[start Data shown]
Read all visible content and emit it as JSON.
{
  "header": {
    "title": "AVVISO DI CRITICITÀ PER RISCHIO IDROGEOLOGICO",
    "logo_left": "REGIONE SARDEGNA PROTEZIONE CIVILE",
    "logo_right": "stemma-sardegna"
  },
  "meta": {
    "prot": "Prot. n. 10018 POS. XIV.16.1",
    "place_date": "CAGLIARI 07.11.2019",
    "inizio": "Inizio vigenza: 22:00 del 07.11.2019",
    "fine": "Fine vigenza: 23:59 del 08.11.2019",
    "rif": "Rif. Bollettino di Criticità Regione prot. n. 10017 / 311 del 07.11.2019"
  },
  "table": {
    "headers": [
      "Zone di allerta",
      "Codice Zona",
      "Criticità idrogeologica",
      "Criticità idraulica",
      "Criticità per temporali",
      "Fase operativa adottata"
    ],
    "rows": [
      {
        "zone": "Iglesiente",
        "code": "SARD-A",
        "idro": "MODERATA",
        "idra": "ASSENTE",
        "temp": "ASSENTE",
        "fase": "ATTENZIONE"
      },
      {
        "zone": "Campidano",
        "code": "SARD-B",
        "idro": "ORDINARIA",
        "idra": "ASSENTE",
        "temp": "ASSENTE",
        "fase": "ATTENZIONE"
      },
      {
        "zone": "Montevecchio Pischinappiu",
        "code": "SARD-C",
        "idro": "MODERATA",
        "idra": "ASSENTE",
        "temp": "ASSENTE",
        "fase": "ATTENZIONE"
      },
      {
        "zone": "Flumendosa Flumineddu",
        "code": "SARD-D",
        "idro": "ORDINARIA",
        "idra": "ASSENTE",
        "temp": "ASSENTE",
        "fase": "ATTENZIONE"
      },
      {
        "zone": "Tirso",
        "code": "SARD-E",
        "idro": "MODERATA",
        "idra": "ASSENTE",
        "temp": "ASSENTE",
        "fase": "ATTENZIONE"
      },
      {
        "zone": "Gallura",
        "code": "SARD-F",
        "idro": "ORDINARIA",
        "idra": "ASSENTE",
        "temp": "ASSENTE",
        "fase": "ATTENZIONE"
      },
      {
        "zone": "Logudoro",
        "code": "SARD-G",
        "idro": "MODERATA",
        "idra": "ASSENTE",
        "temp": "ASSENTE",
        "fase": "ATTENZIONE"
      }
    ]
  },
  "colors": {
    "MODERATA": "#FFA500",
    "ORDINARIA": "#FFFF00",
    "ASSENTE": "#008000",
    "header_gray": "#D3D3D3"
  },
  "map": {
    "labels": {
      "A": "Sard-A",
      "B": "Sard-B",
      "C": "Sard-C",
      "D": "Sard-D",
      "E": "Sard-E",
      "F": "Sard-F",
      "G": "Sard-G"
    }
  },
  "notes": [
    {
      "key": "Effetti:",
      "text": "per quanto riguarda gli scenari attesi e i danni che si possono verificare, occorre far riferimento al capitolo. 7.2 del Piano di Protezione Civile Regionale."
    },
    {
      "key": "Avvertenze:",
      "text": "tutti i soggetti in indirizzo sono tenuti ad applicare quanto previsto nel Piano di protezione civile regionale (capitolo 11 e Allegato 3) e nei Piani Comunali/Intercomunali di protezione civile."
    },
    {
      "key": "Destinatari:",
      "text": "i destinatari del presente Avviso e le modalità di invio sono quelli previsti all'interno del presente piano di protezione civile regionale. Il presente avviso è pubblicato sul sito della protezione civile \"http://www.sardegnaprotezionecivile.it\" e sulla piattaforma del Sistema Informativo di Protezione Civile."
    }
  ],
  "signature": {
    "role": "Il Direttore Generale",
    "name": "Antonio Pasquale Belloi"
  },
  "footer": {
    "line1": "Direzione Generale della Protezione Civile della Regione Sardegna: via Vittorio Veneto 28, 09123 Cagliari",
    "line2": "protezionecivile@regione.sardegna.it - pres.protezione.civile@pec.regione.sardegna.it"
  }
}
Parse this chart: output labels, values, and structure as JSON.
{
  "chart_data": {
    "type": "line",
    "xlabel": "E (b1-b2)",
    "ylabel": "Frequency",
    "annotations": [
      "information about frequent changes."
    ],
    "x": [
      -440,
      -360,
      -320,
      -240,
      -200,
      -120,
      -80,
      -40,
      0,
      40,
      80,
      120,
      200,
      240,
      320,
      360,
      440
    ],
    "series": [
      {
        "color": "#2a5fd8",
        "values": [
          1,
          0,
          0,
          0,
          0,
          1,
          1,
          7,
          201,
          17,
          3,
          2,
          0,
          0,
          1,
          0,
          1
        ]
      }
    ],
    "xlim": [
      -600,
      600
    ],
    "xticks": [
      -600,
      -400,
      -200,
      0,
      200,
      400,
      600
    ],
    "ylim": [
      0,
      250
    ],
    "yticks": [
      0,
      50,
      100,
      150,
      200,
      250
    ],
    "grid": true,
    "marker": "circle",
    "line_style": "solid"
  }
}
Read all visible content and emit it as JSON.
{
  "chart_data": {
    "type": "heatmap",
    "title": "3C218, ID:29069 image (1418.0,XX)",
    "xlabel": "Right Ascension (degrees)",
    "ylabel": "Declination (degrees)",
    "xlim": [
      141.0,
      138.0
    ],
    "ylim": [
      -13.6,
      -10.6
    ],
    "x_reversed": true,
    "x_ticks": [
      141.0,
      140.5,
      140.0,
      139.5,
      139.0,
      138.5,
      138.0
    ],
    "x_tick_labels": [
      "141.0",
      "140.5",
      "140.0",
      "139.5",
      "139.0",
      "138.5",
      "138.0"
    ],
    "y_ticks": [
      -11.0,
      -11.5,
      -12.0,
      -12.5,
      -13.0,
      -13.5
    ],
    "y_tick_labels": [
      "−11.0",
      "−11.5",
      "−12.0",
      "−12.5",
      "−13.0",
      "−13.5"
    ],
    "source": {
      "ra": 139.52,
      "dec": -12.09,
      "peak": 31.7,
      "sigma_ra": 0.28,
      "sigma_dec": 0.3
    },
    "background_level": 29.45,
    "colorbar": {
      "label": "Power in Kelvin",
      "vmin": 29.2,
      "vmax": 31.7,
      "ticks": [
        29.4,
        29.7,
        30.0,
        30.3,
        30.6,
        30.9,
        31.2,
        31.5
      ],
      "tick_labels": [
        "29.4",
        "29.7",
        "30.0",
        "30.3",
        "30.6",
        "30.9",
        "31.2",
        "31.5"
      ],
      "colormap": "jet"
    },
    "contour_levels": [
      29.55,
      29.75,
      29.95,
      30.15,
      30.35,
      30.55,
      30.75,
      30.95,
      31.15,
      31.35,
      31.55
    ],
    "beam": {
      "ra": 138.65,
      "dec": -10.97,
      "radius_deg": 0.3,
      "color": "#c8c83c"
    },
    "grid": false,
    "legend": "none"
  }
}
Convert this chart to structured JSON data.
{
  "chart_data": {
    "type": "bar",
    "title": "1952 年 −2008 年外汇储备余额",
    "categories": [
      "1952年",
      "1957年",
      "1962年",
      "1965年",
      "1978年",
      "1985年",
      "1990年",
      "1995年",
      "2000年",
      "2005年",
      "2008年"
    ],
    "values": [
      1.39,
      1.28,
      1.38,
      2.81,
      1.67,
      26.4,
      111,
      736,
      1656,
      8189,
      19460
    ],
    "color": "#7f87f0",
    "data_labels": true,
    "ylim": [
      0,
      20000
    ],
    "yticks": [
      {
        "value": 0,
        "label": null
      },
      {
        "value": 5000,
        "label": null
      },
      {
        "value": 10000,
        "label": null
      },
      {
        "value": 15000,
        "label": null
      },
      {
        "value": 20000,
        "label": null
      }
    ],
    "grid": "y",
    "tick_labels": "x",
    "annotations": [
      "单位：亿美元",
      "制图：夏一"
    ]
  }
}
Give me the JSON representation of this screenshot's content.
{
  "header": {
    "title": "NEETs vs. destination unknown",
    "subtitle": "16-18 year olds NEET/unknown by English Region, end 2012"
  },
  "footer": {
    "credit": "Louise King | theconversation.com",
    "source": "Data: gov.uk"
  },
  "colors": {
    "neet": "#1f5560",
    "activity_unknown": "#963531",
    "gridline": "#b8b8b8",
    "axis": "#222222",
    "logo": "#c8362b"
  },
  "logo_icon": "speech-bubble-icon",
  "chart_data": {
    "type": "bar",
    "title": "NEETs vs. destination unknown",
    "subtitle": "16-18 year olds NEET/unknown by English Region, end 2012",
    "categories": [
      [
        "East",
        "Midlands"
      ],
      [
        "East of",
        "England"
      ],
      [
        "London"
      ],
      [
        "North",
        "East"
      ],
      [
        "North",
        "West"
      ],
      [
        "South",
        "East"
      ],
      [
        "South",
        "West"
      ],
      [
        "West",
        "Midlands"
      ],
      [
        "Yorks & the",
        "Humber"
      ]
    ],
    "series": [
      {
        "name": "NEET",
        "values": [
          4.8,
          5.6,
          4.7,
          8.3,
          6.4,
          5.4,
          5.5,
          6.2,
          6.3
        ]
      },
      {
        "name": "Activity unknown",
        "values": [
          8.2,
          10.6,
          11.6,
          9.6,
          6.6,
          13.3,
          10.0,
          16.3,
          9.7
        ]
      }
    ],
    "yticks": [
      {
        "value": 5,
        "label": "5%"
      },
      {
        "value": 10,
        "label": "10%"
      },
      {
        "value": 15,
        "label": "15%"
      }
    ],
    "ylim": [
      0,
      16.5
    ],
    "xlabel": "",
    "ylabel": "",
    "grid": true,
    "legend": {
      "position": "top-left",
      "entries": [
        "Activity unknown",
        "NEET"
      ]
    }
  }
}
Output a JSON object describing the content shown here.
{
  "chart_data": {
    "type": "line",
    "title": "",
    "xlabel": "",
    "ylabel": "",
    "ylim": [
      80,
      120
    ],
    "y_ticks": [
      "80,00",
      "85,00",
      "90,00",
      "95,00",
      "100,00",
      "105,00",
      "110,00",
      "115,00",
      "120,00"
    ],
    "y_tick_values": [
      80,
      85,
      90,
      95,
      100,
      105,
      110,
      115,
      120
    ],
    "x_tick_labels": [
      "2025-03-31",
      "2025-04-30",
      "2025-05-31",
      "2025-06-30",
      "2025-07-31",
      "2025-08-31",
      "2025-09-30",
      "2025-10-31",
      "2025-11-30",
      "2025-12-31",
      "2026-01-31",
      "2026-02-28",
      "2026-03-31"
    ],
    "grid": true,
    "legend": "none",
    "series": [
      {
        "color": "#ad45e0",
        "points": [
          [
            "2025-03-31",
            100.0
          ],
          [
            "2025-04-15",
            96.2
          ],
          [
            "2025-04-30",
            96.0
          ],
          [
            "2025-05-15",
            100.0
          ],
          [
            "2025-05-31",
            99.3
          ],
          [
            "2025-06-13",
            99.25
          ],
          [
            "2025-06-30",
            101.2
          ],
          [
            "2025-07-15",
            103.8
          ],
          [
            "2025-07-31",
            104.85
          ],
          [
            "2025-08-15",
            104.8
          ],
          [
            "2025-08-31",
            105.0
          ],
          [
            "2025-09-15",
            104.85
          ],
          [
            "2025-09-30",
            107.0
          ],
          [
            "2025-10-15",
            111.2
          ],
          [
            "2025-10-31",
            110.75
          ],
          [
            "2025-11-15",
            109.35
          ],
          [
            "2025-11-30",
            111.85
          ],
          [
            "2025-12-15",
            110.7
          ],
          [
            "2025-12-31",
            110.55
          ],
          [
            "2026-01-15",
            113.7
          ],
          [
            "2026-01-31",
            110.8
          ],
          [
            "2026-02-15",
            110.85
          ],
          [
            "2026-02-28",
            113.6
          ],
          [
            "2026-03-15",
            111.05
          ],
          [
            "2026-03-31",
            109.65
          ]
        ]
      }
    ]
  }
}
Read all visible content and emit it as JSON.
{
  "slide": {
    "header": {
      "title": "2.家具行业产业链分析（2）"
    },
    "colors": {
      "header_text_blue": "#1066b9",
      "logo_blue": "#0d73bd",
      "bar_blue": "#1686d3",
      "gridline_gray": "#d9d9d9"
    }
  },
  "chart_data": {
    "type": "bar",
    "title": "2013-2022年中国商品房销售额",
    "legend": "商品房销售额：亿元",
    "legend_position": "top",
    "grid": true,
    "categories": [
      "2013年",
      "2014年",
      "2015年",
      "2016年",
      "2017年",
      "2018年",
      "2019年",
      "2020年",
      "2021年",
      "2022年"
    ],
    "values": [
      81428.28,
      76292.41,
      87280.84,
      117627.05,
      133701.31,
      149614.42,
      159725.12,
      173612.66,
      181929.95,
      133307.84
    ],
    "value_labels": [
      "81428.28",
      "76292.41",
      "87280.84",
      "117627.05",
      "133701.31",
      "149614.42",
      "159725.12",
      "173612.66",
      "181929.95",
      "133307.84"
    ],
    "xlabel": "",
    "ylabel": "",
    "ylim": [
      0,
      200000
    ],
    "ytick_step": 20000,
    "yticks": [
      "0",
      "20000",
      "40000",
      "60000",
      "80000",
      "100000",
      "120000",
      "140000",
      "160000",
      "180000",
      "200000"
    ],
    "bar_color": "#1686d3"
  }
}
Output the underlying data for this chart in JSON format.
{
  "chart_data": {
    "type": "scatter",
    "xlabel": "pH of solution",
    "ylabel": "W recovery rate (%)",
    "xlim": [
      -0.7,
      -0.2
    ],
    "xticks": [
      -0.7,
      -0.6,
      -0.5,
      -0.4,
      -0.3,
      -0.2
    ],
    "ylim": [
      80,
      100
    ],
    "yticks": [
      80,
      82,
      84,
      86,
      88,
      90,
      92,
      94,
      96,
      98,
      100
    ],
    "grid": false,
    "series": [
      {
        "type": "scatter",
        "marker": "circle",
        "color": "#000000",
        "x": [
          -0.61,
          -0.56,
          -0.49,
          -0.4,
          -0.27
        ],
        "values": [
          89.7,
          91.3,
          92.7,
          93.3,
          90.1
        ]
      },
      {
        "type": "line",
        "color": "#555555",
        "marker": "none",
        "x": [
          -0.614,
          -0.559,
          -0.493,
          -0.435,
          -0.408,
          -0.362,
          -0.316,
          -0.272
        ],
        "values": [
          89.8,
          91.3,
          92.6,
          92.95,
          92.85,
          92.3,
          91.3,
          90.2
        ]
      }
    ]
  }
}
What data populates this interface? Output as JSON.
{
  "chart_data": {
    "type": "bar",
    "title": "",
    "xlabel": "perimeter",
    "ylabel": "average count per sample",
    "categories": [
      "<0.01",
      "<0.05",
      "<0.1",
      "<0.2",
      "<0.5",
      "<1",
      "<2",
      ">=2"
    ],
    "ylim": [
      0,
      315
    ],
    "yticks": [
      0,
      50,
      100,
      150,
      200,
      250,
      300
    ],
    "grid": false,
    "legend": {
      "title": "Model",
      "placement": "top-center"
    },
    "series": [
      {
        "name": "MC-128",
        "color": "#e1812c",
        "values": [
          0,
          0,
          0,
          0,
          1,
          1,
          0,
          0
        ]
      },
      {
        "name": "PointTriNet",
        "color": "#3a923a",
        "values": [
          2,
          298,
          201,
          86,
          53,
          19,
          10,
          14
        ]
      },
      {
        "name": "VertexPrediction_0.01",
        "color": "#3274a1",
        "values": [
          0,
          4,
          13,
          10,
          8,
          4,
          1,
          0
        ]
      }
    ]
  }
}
[end Data shown]
## [Your objective]
Copy whichever lines in the listing above contain the word "code".

## [Exercise response]
        "code": "SARD-A",
        "code": "SARD-B",
        "code": "SARD-C",
        "code": "SARD-D",
        "code": "SARD-E",
        "code": "SARD-F",
        "code": "SARD-G",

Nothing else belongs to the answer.